● WHAT THIS TASK INVOLVES: Check each line of the data for "puristukseen" and select those that have it.

— Start of EXTRACTED ENTRIES —

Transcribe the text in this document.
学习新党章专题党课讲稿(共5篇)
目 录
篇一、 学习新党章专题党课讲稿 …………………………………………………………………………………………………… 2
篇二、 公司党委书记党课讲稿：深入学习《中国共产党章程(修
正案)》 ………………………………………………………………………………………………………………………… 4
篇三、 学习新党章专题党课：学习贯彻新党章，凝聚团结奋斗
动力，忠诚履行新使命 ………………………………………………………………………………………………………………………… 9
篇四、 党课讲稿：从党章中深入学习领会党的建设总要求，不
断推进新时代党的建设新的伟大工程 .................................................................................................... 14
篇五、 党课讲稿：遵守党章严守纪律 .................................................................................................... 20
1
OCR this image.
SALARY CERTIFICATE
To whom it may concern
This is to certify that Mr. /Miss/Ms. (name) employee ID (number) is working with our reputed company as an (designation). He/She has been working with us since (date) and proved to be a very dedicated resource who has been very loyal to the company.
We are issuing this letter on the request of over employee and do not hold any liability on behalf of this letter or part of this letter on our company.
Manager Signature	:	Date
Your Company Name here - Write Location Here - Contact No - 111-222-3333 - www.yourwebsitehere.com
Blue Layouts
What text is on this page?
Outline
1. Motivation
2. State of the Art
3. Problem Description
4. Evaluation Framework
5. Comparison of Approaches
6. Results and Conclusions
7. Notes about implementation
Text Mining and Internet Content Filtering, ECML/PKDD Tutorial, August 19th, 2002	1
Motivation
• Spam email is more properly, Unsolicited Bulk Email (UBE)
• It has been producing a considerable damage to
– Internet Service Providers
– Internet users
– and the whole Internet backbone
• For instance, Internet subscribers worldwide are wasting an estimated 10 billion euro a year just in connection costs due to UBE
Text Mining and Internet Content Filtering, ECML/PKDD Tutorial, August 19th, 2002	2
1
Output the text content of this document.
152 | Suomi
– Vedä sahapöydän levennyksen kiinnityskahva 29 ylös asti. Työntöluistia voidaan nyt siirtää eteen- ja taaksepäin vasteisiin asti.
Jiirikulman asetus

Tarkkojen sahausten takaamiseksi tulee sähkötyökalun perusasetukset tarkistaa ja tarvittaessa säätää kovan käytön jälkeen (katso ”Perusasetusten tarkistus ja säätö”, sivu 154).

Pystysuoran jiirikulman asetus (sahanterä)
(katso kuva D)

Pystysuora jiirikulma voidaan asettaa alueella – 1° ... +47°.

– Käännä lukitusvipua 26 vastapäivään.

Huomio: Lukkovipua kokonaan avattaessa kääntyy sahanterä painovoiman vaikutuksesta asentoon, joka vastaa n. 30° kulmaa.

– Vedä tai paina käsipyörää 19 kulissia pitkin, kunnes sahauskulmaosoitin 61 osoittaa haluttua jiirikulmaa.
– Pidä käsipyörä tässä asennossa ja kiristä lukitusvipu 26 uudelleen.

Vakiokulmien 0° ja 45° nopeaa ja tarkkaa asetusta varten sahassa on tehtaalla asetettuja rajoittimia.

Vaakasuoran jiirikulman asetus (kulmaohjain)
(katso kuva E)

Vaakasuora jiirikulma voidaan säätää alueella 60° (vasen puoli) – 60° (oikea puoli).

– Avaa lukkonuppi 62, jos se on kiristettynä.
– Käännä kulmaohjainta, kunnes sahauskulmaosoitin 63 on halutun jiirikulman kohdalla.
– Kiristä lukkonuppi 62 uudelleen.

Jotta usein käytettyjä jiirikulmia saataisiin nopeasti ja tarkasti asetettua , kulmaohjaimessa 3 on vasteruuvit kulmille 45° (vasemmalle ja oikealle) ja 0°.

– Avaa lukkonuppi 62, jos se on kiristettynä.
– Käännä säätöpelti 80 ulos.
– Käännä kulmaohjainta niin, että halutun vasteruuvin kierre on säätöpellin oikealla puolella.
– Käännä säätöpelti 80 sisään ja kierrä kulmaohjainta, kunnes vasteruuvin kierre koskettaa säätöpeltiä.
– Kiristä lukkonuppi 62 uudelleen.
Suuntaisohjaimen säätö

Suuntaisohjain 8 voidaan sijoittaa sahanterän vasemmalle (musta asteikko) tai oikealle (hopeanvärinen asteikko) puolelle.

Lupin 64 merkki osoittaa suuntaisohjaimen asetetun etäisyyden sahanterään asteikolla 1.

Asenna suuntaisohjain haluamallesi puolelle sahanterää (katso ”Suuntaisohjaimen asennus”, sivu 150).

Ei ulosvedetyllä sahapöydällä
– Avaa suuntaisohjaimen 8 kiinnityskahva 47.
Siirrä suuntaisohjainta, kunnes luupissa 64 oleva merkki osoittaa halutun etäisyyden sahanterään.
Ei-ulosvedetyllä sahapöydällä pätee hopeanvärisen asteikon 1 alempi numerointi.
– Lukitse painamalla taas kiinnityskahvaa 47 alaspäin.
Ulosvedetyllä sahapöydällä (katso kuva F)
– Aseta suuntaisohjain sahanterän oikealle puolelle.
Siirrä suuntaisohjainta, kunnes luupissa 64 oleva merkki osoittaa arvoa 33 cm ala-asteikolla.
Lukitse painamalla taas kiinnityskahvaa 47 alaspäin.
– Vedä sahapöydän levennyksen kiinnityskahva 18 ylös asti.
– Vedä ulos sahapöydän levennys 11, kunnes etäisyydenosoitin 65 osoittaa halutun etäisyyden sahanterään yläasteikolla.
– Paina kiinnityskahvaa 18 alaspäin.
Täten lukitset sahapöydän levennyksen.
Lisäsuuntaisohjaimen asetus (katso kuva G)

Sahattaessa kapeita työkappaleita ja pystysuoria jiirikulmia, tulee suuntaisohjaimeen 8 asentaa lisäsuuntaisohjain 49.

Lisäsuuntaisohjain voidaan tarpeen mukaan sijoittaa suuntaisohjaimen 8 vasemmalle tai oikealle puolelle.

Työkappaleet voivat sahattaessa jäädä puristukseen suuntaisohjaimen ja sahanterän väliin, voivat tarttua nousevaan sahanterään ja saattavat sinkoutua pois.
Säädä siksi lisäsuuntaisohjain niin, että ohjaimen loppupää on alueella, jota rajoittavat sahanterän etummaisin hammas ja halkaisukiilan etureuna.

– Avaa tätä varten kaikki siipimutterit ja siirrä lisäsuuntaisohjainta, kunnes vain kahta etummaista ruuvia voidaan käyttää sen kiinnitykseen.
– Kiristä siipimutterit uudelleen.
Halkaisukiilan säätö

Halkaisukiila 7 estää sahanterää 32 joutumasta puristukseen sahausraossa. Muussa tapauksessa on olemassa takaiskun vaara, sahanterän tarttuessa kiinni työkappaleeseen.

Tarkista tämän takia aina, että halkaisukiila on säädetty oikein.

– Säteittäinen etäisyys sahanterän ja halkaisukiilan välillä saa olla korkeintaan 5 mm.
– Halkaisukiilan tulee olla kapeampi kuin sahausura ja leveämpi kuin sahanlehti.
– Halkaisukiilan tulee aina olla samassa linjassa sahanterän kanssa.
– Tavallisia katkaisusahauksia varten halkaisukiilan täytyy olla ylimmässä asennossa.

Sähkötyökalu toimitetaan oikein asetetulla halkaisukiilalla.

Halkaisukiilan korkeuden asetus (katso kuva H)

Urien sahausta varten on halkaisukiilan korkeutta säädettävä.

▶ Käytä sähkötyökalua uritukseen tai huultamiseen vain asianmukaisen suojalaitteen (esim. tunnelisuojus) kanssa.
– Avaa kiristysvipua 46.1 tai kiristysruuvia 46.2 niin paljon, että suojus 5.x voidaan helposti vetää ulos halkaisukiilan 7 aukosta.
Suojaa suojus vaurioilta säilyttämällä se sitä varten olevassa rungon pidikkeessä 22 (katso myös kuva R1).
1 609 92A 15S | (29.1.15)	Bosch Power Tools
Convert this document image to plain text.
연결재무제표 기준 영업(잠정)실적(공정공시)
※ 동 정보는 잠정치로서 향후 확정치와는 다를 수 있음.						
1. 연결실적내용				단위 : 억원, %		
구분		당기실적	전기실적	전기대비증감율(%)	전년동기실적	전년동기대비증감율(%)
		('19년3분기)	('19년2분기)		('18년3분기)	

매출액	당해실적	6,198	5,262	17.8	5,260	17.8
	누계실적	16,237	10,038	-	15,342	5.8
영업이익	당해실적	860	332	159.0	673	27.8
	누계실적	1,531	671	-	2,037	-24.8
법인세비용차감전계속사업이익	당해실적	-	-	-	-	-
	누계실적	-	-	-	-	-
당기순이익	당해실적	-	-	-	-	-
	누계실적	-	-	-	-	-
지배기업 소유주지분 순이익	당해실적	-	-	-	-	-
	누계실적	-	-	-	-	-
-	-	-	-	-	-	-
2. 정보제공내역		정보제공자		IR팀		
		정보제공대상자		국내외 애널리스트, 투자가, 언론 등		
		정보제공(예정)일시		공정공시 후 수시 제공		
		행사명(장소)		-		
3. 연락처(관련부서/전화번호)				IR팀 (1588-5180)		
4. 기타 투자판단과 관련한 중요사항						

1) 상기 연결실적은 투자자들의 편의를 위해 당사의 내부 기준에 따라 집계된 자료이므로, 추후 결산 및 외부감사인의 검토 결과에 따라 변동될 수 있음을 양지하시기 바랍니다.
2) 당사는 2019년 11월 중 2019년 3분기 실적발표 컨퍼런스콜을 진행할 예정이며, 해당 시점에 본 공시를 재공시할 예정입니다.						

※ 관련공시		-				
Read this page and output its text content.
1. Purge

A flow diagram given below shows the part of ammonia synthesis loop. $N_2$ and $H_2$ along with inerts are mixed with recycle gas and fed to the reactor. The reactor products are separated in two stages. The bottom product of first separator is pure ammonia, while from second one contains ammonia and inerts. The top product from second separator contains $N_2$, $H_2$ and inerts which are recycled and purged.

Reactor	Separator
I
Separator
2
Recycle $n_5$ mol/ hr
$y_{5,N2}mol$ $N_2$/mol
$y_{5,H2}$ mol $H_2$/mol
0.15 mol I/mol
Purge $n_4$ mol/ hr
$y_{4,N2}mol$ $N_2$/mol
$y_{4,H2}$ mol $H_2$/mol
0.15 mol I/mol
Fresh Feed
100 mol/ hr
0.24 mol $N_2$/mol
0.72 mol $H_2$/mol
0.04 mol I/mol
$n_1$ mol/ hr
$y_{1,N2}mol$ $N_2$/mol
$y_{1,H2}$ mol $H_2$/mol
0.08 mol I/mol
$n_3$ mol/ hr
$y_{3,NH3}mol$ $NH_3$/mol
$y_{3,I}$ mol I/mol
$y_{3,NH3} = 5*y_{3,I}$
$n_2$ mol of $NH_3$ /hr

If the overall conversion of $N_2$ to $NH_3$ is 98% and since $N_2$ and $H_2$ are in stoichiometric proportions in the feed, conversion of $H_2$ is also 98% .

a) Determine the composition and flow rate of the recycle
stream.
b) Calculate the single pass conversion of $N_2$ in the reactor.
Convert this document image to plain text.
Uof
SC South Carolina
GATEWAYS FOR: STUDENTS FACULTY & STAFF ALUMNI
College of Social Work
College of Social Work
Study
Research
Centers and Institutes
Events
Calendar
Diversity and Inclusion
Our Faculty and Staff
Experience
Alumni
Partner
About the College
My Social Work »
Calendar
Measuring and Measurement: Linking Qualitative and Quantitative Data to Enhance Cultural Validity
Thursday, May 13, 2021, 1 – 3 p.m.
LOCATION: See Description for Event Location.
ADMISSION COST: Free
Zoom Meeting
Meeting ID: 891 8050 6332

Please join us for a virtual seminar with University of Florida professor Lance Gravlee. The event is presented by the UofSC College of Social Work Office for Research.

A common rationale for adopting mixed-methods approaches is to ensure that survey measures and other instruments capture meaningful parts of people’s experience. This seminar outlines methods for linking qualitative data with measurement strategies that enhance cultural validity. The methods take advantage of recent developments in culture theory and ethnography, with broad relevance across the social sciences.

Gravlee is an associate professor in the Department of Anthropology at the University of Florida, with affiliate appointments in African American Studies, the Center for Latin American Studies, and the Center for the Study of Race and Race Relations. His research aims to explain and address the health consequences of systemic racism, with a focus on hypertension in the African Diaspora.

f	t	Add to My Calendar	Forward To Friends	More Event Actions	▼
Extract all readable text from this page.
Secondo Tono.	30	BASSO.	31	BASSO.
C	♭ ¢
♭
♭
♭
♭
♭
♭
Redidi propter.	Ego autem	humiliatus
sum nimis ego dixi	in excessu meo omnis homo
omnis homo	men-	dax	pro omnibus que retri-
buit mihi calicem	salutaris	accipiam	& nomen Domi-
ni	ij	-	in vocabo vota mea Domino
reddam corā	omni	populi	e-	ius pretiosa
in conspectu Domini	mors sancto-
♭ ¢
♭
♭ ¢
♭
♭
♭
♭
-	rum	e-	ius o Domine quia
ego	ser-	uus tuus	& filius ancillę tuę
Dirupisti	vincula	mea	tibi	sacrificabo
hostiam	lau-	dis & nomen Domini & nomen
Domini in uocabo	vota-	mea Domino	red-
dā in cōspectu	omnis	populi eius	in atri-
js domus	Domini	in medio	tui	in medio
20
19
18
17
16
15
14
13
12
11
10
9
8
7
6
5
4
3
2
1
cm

— End of EXTRACTED ENTRIES —

● CORRECT RESPONSE:
Työkappaleet voivat sahattaessa jäädä puristukseen suuntaisohjaimen ja sahanterän väliin, voivat tarttua nousevaan sahanterään ja saattavat sinkoutua pois.
Halkaisukiila 7 estää sahanterää 32 joutumasta puristukseen sahausraossa. Muussa tapauksessa on olemassa takaiskun vaara, sahanterän tarttuessa kiinni työkappaleeseen.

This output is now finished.